■ **Dataset content**:
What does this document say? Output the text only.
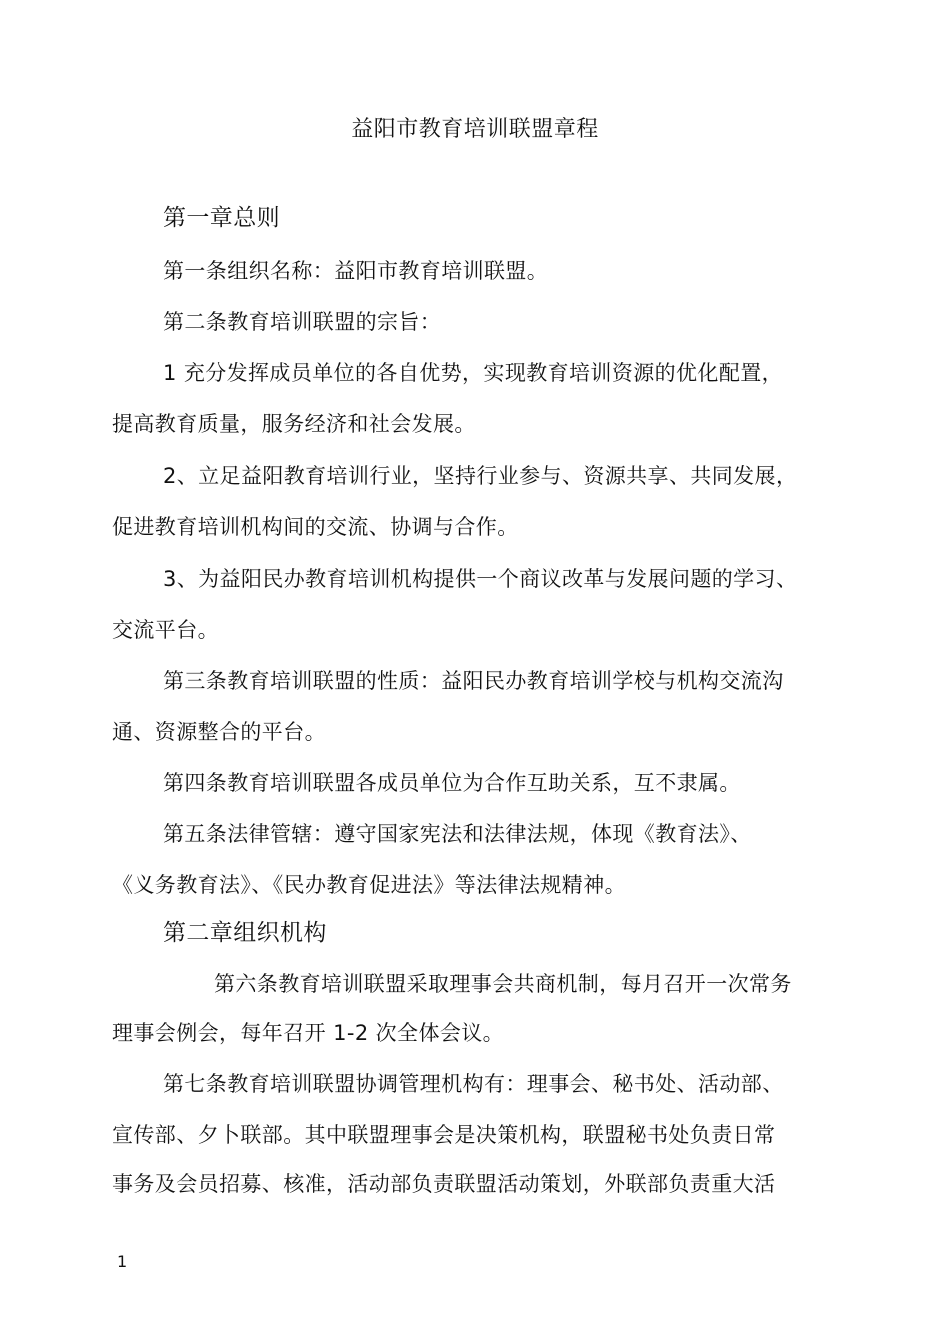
益阳市教育培训联盟章程
第一章总则
第一条组织名称：益阳市教育培训联盟。
第二条教育培训联盟的宗旨：
1 充分发挥成员单位的各自优势，实现教育培训资源的优化配置，
提高教育质量，服务经济和社会发展。
2、立足益阳教育培训行业，坚持行业参与、资源共享、共同发展，
促进教育培训机构间的交流、协调与合作。
3、为益阳民办教育培训机构提供一个商议改革与发展问题的学习、
交流平台。
第三条教育培训联盟的性质：益阳民办教育培训学校与机构交流沟
通、资源整合的平台。
第四条教育培训联盟各成员单位为合作互助关系，互不隶属。
第五条法律管辖：遵守国家宪法和法律法规，体现《教育法》、
《义务教育法》、《民办教育促进法》等法律法规精神。
第二章组织机构
第六条教育培训联盟采取理事会共商机制，每月召开一次常务
理事会例会，每年召开 1-2 次全体会议。
第七条教育培训联盟协调管理机构有：理事会、秘书处、活动部、
宣传部、夕卜联部。其中联盟理事会是决策机构，联盟秘书处负责日常
事务及会员招募、核准，活动部负责联盟活动策划，外联部负责重大活
1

■ **Goal of the exercise**:
Keep every word of the data as it is when you write it out, but drop the pictures.

■ **Full solution**:
What does this document say? Output the text only.
益阳市教育培训联盟章程
第一章总则
第一条组织名称：益阳市教育培训联盟。
第二条教育培训联盟的宗旨：
1 充分发挥成员单位的各自优势，实现教育培训资源的优化配置，
提高教育质量，服务经济和社会发展。
2、立足益阳教育培训行业，坚持行业参与、资源共享、共同发展，
促进教育培训机构间的交流、协调与合作。
3、为益阳民办教育培训机构提供一个商议改革与发展问题的学习、
交流平台。
第三条教育培训联盟的性质：益阳民办教育培训学校与机构交流沟
通、资源整合的平台。
第四条教育培训联盟各成员单位为合作互助关系，互不隶属。
第五条法律管辖：遵守国家宪法和法律法规，体现《教育法》、
《义务教育法》、《民办教育促进法》等法律法规精神。
第二章组织机构
第六条教育培训联盟采取理事会共商机制，每月召开一次常务
理事会例会，每年召开 1-2 次全体会议。
第七条教育培训联盟协调管理机构有：理事会、秘书处、活动部、
宣传部、夕卜联部。其中联盟理事会是决策机构，联盟秘书处负责日常
事务及会员招募、核准，活动部负责联盟活动策划，外联部负责重大活
1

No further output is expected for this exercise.